• **SET TASK**
Give only the number of lines in the records below that contain the word "name".

::: INPUT MATERIAL :::

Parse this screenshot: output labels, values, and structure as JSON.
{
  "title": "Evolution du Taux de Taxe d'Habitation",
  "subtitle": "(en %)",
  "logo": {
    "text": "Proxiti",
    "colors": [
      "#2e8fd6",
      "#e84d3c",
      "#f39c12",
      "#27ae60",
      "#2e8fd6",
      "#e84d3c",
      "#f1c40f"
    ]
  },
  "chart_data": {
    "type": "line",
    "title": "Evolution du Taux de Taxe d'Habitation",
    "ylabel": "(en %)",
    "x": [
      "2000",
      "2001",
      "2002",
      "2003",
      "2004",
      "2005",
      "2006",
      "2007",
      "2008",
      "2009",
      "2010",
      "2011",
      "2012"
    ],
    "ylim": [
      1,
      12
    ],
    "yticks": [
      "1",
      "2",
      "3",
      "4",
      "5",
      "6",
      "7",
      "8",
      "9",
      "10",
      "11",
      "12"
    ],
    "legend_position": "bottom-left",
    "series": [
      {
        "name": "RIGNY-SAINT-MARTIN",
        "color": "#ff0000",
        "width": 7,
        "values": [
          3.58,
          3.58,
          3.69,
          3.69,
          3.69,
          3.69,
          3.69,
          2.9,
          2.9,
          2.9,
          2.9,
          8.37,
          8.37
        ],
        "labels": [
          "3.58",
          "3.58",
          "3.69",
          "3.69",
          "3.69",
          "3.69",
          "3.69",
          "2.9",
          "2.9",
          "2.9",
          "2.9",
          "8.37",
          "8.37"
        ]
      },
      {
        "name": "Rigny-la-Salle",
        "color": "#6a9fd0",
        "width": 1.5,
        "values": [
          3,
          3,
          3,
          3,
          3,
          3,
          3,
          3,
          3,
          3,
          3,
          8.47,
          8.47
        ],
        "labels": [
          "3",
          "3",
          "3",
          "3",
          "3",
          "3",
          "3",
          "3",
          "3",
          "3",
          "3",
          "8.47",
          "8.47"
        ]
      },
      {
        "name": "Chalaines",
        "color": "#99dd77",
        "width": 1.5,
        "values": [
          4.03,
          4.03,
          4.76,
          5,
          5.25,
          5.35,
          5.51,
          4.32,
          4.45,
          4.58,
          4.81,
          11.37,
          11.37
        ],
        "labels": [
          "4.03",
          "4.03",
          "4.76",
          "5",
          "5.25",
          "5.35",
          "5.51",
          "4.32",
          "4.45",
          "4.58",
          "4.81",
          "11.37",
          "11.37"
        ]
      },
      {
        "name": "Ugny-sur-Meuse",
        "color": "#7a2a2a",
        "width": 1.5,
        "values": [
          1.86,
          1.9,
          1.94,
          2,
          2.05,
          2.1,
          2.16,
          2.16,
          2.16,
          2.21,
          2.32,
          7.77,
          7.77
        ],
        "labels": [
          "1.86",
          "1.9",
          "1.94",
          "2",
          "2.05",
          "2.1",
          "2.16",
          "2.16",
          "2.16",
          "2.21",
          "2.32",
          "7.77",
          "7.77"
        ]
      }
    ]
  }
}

:::

• **SOLUTION**
4